REQUIREMENTS:
Search the records for "ffffff". Copy every line where it appears.

[Entries from a dataset]
(begin)

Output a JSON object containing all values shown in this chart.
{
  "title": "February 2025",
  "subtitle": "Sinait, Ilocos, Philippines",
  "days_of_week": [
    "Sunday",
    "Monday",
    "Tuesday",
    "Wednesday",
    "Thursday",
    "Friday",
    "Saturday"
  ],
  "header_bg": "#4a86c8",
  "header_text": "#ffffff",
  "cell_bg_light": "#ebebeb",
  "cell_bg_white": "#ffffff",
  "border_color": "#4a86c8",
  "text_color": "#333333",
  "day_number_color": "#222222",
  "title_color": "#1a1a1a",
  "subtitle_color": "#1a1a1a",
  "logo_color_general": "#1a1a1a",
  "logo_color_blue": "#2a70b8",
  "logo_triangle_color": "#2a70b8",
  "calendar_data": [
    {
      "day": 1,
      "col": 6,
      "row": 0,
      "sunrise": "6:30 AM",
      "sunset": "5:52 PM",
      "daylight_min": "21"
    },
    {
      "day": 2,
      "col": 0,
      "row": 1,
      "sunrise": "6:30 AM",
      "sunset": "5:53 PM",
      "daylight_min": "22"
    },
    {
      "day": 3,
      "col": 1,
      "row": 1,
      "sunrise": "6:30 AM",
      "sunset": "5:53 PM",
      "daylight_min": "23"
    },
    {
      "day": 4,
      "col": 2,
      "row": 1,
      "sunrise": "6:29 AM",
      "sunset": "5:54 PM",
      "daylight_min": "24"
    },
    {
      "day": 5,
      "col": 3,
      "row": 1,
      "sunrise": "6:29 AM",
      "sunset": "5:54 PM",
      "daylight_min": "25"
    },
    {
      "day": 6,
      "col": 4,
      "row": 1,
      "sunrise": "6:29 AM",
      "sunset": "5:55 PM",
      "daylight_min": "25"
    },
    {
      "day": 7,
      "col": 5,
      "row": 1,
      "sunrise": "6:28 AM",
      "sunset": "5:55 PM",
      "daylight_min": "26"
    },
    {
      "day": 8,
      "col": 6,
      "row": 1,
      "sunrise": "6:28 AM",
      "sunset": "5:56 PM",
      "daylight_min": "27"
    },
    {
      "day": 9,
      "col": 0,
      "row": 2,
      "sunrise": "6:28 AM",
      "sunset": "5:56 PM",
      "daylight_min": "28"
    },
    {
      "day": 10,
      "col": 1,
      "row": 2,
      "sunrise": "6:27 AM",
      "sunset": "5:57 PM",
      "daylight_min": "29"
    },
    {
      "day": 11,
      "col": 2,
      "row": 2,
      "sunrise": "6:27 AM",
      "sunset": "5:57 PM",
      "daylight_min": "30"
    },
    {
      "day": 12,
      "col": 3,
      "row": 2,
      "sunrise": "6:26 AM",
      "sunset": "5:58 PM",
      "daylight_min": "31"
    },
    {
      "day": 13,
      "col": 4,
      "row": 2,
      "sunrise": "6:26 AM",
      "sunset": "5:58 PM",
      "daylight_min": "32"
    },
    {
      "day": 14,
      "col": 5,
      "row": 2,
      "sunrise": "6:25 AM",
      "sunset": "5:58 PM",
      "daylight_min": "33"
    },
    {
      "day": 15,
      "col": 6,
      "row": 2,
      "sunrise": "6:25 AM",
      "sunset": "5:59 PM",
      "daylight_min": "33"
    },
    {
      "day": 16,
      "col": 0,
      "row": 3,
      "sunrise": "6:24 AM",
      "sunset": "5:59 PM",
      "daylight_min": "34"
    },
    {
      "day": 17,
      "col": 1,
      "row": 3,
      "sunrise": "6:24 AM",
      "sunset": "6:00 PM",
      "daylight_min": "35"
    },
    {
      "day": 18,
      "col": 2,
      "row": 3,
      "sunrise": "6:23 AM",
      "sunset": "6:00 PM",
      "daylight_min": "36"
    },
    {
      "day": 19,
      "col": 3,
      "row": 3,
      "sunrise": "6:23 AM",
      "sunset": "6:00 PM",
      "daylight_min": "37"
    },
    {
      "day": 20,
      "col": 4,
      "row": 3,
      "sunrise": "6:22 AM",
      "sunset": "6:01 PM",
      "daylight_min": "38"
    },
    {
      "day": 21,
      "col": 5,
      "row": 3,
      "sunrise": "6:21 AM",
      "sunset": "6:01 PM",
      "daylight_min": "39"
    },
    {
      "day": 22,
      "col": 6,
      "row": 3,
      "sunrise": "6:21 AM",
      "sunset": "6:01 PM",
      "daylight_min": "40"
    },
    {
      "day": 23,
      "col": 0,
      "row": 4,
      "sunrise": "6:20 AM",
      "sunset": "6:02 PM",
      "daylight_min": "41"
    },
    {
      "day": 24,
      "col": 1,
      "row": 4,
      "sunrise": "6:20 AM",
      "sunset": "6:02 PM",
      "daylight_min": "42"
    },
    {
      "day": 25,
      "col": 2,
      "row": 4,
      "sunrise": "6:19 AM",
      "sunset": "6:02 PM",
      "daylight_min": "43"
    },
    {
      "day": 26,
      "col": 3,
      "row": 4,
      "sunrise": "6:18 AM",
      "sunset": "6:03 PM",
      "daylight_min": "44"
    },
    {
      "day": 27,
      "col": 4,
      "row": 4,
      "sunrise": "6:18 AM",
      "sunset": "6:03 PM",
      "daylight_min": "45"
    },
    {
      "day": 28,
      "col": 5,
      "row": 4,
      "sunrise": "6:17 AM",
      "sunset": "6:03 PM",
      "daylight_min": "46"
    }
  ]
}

(end)

SOLUTION BELOW:
  "header_text": "#ffffff",
  "cell_bg_white": "#ffffff",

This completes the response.